GOAL: Records follow. Select each line holding "عمرو".

MATERIAL PROVIDED:
※

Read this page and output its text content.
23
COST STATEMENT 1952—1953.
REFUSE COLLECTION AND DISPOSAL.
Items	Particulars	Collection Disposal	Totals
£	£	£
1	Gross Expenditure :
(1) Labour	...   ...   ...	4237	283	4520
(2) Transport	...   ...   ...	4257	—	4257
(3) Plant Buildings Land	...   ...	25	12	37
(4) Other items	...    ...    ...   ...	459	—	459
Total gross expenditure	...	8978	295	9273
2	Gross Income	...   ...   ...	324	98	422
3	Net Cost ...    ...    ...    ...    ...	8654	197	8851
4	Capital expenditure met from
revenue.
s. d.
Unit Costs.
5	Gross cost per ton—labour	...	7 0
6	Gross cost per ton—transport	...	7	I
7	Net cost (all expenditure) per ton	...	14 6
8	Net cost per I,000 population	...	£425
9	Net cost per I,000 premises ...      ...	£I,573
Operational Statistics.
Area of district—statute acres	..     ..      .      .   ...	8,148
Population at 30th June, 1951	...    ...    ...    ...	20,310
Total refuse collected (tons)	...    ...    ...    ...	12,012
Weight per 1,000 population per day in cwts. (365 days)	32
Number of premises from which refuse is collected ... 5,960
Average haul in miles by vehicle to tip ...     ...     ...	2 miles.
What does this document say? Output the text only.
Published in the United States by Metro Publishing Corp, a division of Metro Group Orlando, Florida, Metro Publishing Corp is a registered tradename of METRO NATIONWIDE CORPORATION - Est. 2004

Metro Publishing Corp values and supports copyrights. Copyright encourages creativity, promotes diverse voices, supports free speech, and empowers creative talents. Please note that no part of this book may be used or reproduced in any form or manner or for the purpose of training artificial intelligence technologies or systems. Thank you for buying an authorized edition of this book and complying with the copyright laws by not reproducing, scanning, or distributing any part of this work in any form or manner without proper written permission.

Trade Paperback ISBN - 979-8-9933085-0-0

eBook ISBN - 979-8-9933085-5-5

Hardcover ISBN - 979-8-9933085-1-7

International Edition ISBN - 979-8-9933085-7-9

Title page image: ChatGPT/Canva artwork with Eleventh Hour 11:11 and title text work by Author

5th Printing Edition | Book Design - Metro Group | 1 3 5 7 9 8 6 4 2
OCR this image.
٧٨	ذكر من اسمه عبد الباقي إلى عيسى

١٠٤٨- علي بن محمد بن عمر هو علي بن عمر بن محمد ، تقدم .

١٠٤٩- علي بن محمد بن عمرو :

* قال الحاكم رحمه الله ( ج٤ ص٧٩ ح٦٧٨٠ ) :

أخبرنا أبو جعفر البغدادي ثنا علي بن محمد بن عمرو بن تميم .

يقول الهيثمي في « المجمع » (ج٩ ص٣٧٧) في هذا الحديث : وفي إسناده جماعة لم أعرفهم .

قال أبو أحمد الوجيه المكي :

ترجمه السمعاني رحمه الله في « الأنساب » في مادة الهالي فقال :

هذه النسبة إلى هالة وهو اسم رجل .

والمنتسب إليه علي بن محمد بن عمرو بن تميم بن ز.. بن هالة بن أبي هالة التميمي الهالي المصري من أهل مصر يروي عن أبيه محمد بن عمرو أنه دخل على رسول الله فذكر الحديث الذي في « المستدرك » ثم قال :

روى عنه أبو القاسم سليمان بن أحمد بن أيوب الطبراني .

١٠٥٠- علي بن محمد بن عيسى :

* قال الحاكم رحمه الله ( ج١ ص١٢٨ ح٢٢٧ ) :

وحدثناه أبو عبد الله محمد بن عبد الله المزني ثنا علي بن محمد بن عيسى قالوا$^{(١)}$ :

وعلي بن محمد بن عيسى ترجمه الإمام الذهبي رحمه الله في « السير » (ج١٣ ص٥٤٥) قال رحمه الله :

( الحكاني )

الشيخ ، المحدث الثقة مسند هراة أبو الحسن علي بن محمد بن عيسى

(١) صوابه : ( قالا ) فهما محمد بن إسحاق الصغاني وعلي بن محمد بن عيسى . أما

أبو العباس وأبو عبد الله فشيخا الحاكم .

※

REPLY TO THE TASK:
١٠٤٩- علي بن محمد بن عمرو :
أخبرنا أبو جعفر البغدادي ثنا علي بن محمد بن عمرو بن تميم .
والمنتسب إليه علي بن محمد بن عمرو بن تميم بن ز.. بن هالة بن أبي هالة التميمي الهالي المصري من أهل مصر يروي عن أبيه محمد بن عمرو أنه دخل على رسول الله فذكر الحديث الذي في « المستدرك » ثم قال :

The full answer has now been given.